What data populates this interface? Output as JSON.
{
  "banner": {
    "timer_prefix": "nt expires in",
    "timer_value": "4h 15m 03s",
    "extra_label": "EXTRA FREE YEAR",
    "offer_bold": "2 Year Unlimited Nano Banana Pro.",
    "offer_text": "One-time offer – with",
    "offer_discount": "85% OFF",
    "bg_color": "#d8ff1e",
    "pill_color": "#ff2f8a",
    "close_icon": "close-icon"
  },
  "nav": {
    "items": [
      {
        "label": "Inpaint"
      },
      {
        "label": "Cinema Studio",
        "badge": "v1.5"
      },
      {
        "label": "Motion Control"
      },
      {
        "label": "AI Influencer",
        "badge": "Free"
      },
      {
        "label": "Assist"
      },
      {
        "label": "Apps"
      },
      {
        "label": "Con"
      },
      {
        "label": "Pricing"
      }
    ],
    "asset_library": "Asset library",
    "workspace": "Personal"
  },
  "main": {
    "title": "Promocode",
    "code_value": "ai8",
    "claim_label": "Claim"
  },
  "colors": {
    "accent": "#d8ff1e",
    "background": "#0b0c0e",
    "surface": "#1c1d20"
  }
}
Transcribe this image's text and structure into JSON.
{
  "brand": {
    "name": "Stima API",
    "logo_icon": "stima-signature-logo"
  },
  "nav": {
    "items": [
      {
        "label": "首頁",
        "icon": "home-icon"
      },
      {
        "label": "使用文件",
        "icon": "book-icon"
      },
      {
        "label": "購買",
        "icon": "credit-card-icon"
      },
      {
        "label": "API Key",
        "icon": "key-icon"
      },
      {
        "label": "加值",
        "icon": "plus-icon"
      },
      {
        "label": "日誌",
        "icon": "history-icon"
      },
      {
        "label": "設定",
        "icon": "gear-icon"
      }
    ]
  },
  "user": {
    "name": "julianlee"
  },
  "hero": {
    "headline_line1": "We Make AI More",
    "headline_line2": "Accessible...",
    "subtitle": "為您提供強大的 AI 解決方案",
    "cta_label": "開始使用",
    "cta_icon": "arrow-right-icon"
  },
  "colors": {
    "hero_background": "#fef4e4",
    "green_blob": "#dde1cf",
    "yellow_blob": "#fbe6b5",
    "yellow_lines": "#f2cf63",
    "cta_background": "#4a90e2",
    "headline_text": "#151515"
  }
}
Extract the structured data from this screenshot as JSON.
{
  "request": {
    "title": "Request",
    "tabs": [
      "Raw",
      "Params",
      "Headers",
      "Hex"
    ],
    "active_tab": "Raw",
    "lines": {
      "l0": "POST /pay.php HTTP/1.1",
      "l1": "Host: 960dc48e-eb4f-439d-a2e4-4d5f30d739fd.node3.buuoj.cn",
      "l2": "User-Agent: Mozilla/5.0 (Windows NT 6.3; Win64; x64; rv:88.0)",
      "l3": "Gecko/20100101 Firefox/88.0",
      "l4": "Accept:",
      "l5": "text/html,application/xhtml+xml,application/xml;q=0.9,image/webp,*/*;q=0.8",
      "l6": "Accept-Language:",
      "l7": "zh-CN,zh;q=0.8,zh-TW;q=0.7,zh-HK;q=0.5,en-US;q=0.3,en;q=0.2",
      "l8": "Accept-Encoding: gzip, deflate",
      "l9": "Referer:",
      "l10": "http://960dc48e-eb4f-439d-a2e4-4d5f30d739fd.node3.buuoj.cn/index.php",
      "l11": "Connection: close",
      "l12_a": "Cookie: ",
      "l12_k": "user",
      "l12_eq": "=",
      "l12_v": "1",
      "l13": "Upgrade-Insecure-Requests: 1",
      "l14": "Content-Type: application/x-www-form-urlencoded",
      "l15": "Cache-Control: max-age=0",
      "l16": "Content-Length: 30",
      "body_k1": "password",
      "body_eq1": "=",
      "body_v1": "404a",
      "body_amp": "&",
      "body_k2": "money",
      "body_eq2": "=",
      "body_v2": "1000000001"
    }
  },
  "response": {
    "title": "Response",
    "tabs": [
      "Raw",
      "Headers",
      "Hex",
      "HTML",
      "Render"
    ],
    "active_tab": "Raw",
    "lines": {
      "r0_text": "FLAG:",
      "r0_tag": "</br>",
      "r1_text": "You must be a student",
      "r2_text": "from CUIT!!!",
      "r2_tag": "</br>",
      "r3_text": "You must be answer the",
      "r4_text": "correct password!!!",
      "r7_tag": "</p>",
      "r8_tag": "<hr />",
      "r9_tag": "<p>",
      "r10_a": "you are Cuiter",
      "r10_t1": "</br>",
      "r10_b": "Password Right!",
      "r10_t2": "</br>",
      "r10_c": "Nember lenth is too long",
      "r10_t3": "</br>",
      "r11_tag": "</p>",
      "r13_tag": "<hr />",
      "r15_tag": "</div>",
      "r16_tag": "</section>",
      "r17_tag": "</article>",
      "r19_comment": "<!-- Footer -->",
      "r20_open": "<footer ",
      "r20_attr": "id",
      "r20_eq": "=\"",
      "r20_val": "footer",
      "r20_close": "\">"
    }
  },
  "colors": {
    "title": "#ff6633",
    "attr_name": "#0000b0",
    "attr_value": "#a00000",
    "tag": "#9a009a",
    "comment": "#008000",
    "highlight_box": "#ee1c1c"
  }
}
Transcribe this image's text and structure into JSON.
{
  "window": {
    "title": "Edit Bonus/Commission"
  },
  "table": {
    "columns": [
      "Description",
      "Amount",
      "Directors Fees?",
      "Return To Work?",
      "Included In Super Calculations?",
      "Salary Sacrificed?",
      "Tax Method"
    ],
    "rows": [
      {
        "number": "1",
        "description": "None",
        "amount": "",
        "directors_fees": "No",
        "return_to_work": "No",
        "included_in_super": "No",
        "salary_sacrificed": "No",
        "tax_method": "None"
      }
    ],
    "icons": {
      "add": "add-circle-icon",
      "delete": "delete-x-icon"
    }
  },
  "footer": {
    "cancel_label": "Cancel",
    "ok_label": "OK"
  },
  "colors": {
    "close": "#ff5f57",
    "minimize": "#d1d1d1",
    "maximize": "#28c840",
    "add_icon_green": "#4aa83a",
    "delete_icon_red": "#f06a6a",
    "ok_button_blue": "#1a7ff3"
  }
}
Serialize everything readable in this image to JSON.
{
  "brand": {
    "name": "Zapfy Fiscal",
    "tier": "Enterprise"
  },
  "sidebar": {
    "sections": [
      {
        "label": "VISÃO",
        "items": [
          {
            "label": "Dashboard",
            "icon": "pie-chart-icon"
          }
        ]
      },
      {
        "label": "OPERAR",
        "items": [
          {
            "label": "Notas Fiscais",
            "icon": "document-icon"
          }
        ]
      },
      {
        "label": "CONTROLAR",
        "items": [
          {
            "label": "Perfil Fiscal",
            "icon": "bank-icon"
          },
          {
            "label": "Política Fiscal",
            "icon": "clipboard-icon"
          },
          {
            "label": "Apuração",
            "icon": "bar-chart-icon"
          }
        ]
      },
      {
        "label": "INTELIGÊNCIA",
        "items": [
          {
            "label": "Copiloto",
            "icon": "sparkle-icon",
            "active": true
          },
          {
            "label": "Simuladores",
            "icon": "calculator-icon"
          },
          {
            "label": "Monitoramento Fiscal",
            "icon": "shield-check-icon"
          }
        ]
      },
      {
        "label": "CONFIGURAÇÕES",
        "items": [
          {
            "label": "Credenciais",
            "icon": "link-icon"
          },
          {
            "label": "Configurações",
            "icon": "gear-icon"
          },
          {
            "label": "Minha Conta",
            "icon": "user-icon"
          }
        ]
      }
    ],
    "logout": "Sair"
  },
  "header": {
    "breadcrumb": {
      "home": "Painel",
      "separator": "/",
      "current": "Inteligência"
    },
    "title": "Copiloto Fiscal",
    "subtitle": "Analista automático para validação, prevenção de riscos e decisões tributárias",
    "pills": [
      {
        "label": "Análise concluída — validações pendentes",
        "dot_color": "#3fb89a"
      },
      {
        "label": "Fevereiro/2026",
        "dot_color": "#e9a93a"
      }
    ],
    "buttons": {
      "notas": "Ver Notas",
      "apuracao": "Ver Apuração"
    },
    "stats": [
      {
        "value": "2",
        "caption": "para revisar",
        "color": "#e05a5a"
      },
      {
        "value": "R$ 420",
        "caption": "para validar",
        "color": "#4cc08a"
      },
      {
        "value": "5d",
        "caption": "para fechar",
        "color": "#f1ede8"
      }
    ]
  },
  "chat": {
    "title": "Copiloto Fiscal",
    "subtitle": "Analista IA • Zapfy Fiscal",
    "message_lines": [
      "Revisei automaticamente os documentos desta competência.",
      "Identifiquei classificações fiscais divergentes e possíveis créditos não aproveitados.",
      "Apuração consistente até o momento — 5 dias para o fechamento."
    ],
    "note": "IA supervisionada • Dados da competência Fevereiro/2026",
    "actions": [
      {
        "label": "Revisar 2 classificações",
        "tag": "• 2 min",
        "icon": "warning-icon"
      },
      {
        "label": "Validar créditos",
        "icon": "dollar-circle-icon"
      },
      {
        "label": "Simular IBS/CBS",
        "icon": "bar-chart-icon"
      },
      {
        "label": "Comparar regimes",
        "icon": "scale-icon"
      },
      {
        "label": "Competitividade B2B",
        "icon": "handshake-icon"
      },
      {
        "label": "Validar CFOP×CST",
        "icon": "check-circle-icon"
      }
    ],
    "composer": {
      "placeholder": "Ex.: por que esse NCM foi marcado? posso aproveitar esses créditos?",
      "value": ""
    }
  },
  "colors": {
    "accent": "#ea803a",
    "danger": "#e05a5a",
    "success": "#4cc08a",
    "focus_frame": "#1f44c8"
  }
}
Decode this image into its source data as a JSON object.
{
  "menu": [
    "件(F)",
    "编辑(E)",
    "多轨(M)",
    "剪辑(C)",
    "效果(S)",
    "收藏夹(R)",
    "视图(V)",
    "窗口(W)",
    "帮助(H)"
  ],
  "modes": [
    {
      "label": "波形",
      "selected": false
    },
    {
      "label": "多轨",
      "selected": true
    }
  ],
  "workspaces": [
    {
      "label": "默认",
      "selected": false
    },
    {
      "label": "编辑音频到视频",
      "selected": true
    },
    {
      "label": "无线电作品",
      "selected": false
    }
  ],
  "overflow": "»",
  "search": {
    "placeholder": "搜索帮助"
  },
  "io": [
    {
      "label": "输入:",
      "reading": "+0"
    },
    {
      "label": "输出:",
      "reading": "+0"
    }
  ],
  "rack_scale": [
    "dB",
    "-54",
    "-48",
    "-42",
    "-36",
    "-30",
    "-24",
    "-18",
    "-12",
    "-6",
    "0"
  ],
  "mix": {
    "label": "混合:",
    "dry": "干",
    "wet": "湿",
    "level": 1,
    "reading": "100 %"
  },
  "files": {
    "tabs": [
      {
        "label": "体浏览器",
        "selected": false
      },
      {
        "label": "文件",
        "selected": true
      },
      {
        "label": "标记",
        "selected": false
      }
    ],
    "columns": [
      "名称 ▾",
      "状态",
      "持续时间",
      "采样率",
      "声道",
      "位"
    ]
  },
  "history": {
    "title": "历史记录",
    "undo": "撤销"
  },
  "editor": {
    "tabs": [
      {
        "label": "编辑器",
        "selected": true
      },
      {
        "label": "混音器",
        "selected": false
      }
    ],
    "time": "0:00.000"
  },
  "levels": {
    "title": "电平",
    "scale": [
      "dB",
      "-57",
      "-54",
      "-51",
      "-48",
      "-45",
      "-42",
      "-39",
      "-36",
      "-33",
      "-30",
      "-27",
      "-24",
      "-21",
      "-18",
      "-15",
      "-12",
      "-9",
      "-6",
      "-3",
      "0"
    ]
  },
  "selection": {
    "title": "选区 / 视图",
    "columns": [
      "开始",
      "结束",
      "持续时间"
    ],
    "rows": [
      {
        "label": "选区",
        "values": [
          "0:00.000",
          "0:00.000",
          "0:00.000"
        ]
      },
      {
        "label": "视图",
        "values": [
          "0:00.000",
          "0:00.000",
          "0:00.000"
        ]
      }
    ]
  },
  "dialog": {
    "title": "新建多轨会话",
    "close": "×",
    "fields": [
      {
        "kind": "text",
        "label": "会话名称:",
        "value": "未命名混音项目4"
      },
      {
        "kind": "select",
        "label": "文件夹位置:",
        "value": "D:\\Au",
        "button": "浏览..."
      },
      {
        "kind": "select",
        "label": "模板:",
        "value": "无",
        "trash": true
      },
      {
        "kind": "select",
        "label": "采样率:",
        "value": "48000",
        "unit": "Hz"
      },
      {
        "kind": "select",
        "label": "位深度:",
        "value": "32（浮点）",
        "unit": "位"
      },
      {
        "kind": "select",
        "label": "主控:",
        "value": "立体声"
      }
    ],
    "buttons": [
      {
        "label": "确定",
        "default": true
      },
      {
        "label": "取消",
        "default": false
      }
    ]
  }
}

━━━━━━━━

Look for lines containing the string "Notas" and copy them all.

            "label": "Notas Fiscais",
      "notas": "Ver Notas",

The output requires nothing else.